# What is expected:
From the redlining text below, list every area the text names as a place where a redliner will hike trails.

White Mountain Redlining Spreadsheet
Philip’s White Mountains Redlining Spreadsheet – as of 6-30-17

Once you finish hiking the White Mountain 4000 footers, what list can you tackle next? While there are a lot of peakbagging lists across the White Mountains and New England to choose from, one of the hardest is Redlining the AMC White Mountain Guide.

The goal of redlining is to hike all 1440 miles of trails, a total of 608 trails, listed in the White Mountain Guide, something that takes most people years and years to complete. Redlining all these trails would be a lot easier if they were contiguous like the Appalachian Trail, but they’re not. Instead, they’re all over the place, including many outside the White Mountain National Forest. If you redline, you’ll hike trails on the US/Canadian Border, in the Nash Stream Forest, in western New Hampshire, southern Maine, and New Hampshire’s Lake District.

How hard is it? It’s hard. Really hard, and arguably harder than hiking The Grid (the 48 x 12 months) because there’s so much travel required, the climate makes it impossible to hike year round, and you’ll end up hiking way more than 1440 miles to complete the list. Way more, because you have to hike some trails out and back, or hike the same ones repeatedly to get to the more remote trails that they cross. You also can’t skip the most terrifying or difficult trails up the highest peaks. You have to hike them all.

Why do it? People redline for all kinds of reasons. Some like the variety, others the constant stream of novel hikes and new regions that you get to explore. There’s also a very supportive community of redliners, people who’ve completed and are still working on the list, who help each other with trail beta and advice.

How do you start? If you’ve been peakbagging in the White Mountains or hiking the trail system, it’s best to download the current White Mountain Guide Redlining Workbook and catalog the trails you’ve completed so far. Be sure to keep track of the portions of trails you haven’t hiked, even if they’re as short as 0.1 miles, because you’ll have to go back and hike them. These short segments are called chads by redliners (like hanging chads) and they’re one of the reasons why you’ll hike a lot more than 1440 miles to complete the Redlining list. Buy the AMC White Mountain Guide if you don’t already own it. You’ll need directions to the trail heads. And get a GPS phone app like New England Hiker which has routes for most of the trails in the Whites, so you can find them and stay on them while hiking, since many are pretty obscure and poorly blazed.

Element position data

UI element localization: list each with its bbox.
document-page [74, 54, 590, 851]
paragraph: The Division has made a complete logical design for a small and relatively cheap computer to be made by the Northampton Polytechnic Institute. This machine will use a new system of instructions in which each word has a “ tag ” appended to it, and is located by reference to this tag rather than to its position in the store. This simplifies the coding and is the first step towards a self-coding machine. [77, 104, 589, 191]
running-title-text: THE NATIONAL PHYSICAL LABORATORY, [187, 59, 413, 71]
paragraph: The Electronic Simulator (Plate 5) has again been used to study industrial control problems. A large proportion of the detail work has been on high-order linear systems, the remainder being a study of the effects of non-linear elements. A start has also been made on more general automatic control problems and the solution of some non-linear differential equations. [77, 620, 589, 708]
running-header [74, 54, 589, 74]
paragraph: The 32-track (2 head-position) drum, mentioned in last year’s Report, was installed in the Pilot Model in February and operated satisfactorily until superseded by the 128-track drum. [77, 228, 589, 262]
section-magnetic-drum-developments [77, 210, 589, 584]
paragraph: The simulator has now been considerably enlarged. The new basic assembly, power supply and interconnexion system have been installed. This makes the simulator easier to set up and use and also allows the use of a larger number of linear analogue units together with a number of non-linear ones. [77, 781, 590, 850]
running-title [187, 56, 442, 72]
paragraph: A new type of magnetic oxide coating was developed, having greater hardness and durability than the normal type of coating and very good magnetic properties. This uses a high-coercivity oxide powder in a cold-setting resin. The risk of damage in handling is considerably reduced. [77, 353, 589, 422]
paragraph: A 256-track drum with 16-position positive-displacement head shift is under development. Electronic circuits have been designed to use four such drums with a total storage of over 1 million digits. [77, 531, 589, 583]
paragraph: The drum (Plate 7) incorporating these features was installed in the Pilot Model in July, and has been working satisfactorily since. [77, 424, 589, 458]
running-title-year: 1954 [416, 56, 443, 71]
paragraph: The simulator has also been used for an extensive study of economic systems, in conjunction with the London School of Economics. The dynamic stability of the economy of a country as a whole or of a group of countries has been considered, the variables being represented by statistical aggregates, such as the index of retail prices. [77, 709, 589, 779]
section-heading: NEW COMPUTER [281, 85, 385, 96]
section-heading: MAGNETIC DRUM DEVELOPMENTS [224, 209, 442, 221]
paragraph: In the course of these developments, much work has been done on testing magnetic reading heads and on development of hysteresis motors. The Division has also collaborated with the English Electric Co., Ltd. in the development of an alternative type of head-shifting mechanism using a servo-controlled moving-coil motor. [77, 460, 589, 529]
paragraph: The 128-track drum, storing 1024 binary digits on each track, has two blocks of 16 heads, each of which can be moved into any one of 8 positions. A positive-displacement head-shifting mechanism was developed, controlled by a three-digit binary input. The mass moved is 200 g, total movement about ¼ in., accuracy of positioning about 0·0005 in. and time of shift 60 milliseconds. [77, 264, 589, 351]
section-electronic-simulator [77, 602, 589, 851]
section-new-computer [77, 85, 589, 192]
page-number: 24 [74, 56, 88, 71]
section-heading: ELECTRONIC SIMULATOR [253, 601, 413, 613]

# Complete output:
- the US/Canadian Border
- the Nash Stream Forest
- western New Hampshire
- southern Maine
- New Hampshire's Lake District